TASK STATEMENT:
Count the rows below that contain the string "High", with case counting. Reply with the number only.

Spatial annotation rows:
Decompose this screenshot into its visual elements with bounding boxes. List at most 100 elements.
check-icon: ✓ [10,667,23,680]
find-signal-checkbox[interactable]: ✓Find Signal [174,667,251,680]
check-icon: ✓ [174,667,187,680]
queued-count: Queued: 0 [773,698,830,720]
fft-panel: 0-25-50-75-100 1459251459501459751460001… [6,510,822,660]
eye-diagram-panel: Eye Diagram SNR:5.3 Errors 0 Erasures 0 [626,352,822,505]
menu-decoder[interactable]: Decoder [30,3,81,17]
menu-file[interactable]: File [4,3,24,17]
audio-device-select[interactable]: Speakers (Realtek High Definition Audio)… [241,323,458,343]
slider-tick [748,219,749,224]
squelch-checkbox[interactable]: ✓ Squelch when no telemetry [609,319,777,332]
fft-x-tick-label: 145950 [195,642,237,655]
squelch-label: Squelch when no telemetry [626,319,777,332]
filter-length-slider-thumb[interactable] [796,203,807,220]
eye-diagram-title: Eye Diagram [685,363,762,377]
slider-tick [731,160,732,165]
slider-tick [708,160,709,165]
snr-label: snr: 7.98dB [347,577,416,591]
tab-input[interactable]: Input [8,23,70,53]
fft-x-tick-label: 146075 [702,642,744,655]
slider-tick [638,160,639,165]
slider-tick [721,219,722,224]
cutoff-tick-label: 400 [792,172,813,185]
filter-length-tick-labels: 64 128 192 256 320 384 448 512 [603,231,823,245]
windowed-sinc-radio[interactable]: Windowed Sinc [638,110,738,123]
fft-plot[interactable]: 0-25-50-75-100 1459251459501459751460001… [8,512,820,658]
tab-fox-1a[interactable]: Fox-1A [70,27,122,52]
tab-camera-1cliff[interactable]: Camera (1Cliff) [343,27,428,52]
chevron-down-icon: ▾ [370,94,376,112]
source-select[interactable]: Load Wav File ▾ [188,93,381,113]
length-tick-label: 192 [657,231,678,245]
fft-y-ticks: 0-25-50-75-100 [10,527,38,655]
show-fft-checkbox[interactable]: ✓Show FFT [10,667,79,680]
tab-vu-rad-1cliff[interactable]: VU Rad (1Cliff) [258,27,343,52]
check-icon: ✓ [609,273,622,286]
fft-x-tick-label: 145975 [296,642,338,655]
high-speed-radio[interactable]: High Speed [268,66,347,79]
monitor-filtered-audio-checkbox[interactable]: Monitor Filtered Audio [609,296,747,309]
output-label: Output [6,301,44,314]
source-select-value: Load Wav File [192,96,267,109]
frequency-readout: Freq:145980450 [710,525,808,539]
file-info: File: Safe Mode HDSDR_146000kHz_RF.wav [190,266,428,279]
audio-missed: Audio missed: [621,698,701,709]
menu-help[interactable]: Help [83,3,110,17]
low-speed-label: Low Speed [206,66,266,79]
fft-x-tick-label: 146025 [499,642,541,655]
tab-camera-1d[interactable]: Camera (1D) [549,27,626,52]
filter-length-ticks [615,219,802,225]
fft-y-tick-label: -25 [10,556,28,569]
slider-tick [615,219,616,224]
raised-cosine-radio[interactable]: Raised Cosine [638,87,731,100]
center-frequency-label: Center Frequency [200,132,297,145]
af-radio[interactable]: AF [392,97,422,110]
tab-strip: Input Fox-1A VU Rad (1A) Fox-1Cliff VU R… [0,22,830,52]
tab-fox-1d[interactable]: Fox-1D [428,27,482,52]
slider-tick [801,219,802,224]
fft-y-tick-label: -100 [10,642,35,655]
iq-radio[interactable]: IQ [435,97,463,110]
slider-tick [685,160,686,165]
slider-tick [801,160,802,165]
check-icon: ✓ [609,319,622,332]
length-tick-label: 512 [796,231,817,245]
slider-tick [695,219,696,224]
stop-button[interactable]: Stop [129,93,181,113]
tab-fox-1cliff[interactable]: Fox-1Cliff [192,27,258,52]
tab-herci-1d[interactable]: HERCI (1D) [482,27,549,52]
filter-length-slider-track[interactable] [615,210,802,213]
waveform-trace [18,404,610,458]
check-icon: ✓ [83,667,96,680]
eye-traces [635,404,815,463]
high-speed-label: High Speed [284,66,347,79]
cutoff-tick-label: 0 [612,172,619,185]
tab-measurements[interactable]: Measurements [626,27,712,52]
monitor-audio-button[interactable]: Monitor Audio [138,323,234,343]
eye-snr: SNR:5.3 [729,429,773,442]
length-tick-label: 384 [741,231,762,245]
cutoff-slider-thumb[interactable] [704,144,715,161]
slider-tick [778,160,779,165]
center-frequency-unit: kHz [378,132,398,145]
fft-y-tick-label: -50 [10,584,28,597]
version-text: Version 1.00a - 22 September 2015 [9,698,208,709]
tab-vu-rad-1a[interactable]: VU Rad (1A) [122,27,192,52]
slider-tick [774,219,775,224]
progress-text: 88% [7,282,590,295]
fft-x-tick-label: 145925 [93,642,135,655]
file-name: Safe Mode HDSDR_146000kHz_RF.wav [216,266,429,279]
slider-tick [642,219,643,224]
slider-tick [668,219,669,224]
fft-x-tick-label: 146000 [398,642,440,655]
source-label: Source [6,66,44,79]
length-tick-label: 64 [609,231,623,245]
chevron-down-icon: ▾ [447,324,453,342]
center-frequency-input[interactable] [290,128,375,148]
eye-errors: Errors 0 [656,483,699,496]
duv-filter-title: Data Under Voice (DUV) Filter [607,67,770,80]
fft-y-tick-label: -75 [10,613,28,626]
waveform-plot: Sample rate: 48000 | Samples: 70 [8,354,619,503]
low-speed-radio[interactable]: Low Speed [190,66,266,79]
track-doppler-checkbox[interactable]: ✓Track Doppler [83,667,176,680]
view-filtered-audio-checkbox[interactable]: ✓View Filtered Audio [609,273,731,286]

TASK OUTPUT:
3